Repeat the listing in full, preserving every character.

(Records about charts and figures)
********
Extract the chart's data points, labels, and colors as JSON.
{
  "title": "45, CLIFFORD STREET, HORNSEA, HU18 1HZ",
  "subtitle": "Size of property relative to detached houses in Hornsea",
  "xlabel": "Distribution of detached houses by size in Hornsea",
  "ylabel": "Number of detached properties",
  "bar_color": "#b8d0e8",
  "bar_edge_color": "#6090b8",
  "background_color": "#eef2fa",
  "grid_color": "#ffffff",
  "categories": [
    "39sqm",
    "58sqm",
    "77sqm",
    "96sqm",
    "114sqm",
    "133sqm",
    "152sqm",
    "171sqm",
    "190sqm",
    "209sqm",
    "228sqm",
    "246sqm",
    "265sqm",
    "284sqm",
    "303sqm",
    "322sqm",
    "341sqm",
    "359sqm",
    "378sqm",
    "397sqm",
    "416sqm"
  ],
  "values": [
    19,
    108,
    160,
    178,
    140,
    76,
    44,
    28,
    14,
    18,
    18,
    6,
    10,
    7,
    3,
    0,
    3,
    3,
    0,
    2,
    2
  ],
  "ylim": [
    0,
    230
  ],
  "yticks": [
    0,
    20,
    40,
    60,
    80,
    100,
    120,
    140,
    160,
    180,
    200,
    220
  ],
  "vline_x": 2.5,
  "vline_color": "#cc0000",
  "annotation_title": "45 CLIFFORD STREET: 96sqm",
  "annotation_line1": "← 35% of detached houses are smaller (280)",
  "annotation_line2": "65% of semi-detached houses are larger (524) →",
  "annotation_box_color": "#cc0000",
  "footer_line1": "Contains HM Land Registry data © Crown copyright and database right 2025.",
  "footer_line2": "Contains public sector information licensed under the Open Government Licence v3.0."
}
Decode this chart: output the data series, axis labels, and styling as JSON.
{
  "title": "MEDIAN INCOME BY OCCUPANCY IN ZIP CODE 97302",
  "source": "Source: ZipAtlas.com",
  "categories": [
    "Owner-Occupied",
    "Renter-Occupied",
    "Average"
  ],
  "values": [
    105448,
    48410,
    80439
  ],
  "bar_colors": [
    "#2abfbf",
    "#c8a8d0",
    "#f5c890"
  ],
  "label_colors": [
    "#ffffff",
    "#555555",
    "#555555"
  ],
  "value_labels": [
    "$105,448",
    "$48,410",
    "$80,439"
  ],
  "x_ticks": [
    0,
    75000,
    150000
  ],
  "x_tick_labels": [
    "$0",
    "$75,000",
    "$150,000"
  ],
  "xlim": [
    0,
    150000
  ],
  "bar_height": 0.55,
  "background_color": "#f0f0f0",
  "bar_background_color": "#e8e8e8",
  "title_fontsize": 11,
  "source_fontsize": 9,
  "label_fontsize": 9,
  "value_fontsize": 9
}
********
Solution to the problem:
Extract the chart's data points, labels, and colors as JSON.
{
  "title": "45, CLIFFORD STREET, HORNSEA, HU18 1HZ",
  "subtitle": "Size of property relative to detached houses in Hornsea",
  "xlabel": "Distribution of detached houses by size in Hornsea",
  "ylabel": "Number of detached properties",
  "bar_color": "#b8d0e8",
  "bar_edge_color": "#6090b8",
  "background_color": "#eef2fa",
  "grid_color": "#ffffff",
  "categories": [
    "39sqm",
    "58sqm",
    "77sqm",
    "96sqm",
    "114sqm",
    "133sqm",
    "152sqm",
    "171sqm",
    "190sqm",
    "209sqm",
    "228sqm",
    "246sqm",
    "265sqm",
    "284sqm",
    "303sqm",
    "322sqm",
    "341sqm",
    "359sqm",
    "378sqm",
    "397sqm",
    "416sqm"
  ],
  "values": [
    19,
    108,
    160,
    178,
    140,
    76,
    44,
    28,
    14,
    18,
    18,
    6,
    10,
    7,
    3,
    0,
    3,
    3,
    0,
    2,
    2
  ],
  "ylim": [
    0,
    230
  ],
  "yticks": [
    0,
    20,
    40,
    60,
    80,
    100,
    120,
    140,
    160,
    180,
    200,
    220
  ],
  "vline_x": 2.5,
  "vline_color": "#cc0000",
  "annotation_title": "45 CLIFFORD STREET: 96sqm",
  "annotation_line1": "← 35% of detached houses are smaller (280)",
  "annotation_line2": "65% of semi-detached houses are larger (524) →",
  "annotation_box_color": "#cc0000",
  "footer_line1": "Contains HM Land Registry data © Crown copyright and database right 2025.",
  "footer_line2": "Contains public sector information licensed under the Open Government Licence v3.0."
}
Decode this chart: output the data series, axis labels, and styling as JSON.
{
  "title": "MEDIAN INCOME BY OCCUPANCY IN ZIP CODE 97302",
  "source": "Source: ZipAtlas.com",
  "categories": [
    "Owner-Occupied",
    "Renter-Occupied",
    "Average"
  ],
  "values": [
    105448,
    48410,
    80439
  ],
  "bar_colors": [
    "#2abfbf",
    "#c8a8d0",
    "#f5c890"
  ],
  "label_colors": [
    "#ffffff",
    "#555555",
    "#555555"
  ],
  "value_labels": [
    "$105,448",
    "$48,410",
    "$80,439"
  ],
  "x_ticks": [
    0,
    75000,
    150000
  ],
  "x_tick_labels": [
    "$0",
    "$75,000",
    "$150,000"
  ],
  "xlim": [
    0,
    150000
  ],
  "bar_height": 0.55,
  "background_color": "#f0f0f0",
  "bar_background_color": "#e8e8e8",
  "title_fontsize": 11,
  "source_fontsize": 9,
  "label_fontsize": 9,
  "value_fontsize": 9
}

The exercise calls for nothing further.